[Entries from a dataset]
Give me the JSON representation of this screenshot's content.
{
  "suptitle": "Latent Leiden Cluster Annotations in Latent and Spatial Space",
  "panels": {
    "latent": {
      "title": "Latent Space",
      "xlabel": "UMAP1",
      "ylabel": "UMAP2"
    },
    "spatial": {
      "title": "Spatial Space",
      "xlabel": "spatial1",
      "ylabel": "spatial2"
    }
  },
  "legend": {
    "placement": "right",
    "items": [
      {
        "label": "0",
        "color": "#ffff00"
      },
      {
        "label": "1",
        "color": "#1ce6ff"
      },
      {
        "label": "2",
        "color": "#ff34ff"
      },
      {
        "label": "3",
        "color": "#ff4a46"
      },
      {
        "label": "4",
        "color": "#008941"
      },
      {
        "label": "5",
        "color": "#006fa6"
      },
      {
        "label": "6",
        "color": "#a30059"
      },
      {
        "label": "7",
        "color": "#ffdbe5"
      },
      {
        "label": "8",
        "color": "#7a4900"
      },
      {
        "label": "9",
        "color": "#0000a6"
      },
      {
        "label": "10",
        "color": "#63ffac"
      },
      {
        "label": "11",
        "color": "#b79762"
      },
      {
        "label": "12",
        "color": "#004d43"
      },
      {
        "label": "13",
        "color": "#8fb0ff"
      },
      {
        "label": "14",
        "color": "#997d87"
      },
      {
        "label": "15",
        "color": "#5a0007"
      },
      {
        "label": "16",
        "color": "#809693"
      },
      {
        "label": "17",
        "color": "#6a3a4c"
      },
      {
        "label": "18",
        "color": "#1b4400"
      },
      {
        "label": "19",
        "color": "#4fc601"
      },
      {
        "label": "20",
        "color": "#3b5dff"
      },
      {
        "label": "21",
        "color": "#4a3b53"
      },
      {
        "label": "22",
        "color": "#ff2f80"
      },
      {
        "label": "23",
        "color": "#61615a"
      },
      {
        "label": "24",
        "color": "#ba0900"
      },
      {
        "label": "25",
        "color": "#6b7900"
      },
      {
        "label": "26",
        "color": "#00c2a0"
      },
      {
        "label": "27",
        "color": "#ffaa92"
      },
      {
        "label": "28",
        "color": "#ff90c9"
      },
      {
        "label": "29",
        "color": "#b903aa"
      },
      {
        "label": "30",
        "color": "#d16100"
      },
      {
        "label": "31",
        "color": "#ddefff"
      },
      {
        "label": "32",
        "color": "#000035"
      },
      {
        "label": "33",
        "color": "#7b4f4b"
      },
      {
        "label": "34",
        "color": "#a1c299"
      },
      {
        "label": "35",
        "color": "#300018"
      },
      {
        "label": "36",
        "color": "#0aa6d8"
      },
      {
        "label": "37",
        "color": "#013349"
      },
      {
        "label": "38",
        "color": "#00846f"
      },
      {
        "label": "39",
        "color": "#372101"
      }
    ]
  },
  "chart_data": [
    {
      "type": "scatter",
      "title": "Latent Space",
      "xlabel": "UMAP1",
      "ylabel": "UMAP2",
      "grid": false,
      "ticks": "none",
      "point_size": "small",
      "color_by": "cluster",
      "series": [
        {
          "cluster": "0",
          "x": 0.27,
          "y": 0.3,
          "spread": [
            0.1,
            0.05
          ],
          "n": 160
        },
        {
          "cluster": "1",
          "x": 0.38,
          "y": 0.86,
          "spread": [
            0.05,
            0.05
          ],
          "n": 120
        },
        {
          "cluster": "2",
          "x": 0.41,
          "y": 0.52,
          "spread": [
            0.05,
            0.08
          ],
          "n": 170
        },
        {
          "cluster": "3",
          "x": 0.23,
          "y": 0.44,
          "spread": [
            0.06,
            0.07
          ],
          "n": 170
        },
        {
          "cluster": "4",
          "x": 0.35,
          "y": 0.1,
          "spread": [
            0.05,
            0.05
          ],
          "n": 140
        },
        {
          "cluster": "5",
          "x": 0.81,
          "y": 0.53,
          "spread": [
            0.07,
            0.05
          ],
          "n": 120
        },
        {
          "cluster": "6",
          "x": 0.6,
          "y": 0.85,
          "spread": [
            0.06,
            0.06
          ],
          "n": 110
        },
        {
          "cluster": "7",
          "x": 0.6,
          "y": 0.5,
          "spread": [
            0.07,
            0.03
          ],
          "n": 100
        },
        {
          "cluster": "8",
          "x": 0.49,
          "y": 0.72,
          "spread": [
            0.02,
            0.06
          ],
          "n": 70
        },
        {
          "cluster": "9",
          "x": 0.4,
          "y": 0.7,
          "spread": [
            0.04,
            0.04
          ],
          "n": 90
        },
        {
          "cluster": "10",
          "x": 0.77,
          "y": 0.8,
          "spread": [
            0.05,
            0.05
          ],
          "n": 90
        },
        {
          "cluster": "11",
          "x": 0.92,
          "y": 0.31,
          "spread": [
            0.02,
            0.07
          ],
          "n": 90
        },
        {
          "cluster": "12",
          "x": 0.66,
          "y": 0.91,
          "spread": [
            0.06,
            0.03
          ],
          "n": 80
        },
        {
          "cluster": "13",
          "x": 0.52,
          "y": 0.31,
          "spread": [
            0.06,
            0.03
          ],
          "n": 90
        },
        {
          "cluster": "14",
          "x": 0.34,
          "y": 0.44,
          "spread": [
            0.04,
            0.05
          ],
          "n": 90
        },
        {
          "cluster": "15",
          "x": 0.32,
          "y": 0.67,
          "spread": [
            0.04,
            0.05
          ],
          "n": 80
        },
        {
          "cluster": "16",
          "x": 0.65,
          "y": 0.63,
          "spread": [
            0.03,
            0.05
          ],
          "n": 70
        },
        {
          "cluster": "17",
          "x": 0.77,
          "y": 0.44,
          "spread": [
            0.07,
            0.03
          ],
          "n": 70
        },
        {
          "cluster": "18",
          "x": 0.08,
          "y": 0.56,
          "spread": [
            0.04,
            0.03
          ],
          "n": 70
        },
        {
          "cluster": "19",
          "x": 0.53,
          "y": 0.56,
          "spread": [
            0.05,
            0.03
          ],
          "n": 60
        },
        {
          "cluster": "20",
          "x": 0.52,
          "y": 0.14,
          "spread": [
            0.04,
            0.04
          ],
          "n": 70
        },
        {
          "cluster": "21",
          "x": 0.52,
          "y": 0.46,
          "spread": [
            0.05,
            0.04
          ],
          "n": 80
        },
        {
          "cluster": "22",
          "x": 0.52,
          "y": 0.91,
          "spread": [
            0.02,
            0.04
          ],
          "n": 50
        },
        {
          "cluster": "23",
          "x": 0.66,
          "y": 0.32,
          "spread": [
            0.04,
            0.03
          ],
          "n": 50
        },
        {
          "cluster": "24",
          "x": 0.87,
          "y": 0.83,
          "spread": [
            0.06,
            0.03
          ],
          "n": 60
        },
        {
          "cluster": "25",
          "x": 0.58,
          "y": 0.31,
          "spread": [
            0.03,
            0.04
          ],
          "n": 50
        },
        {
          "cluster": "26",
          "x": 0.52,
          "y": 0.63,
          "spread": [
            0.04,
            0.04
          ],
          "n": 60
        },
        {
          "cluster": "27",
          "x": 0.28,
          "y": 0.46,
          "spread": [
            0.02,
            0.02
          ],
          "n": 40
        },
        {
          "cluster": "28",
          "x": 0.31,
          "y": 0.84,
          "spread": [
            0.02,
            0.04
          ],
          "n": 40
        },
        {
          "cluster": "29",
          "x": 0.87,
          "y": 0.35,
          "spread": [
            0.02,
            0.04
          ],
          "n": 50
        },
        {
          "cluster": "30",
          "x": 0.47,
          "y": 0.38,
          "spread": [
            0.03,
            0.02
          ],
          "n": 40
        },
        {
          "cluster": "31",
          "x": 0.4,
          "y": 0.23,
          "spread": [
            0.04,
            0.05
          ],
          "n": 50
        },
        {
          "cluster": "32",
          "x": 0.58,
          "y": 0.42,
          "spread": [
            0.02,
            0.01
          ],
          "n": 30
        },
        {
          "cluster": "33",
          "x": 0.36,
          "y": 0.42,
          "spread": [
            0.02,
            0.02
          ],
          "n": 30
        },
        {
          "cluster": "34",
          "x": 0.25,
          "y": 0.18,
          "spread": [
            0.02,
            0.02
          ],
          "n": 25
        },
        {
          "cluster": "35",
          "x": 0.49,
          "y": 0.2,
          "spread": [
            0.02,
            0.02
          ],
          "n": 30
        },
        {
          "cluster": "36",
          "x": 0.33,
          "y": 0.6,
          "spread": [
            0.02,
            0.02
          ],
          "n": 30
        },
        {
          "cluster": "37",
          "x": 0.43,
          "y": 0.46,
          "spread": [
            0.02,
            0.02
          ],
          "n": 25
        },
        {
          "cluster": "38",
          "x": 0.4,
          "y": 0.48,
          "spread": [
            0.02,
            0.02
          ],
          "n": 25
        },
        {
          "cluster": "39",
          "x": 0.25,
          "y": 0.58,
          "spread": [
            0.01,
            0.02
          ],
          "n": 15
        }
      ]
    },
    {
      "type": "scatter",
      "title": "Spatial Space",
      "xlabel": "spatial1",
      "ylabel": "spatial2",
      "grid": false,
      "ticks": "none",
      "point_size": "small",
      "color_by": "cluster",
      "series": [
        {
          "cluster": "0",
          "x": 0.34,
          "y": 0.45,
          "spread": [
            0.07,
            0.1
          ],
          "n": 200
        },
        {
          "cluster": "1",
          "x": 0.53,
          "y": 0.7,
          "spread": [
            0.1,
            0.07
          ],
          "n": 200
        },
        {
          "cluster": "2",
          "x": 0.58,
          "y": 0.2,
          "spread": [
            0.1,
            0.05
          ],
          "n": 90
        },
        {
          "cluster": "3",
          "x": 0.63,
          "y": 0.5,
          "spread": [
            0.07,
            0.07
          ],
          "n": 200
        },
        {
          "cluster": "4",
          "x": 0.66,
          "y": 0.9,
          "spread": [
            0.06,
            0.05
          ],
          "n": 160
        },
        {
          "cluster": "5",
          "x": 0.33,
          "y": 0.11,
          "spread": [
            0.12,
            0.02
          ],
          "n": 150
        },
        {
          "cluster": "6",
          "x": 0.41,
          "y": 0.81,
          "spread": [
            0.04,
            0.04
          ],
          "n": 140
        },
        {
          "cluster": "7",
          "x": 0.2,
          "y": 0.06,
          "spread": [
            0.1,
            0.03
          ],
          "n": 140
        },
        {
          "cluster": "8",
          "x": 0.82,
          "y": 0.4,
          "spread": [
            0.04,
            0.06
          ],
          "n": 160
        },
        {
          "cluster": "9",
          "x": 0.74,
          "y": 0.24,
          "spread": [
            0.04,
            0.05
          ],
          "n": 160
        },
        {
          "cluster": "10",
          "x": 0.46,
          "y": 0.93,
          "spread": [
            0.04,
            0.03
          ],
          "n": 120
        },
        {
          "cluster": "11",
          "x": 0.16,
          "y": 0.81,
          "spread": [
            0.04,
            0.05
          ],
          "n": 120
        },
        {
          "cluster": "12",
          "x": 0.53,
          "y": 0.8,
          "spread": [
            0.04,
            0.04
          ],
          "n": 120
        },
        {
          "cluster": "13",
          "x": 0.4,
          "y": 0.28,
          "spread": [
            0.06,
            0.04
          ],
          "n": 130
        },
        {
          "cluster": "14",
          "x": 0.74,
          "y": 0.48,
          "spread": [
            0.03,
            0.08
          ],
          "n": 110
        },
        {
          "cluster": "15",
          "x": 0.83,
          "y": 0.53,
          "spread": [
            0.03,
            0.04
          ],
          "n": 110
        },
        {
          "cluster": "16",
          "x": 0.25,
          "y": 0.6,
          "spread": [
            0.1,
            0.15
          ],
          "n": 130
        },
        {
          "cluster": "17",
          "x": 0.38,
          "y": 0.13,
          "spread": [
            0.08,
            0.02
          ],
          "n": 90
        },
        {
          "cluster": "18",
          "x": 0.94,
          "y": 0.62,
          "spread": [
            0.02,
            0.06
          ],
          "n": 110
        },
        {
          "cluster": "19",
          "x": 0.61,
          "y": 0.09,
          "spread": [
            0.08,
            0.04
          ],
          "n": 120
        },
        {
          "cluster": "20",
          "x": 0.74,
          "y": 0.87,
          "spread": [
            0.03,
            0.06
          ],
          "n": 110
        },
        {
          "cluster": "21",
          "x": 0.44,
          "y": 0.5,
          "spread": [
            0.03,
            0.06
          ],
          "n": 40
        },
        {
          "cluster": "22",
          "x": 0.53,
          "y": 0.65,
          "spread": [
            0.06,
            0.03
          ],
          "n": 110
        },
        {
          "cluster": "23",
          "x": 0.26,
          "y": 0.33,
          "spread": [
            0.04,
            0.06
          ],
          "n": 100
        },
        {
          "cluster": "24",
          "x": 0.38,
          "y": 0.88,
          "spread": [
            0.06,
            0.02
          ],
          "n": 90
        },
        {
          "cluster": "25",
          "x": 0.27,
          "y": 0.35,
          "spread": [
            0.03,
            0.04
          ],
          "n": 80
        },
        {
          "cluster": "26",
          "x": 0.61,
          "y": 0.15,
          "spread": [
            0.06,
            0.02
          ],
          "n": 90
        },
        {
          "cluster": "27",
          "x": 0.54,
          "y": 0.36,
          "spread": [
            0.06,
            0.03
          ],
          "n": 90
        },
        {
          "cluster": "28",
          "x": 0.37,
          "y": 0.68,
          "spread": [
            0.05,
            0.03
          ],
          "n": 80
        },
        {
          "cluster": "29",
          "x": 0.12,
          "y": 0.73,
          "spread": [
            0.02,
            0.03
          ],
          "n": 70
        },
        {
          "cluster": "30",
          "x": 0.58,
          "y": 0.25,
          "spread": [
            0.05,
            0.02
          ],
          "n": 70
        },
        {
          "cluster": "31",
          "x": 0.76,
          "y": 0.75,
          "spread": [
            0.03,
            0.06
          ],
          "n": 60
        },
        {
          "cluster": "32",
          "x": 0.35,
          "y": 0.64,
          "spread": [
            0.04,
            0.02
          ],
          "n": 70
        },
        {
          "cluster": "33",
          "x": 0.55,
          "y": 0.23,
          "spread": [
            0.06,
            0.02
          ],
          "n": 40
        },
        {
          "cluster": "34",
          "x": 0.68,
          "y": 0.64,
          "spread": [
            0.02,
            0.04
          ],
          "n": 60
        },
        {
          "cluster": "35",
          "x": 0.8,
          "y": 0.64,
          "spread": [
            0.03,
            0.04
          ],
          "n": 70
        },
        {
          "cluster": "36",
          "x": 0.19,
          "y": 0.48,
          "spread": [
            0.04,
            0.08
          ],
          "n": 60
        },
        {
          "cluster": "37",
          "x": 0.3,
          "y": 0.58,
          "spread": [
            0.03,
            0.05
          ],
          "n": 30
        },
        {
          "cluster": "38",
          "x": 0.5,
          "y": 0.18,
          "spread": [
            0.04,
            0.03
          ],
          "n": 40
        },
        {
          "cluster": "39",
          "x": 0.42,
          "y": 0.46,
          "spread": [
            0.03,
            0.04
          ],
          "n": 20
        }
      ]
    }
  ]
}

§ **Stated task**
Each line that has the word "ylabel" should be copied.

§ **Final answer**
      "ylabel": "UMAP2"
      "ylabel": "spatial2"
      "ylabel": "UMAP2",
      "ylabel": "spatial2",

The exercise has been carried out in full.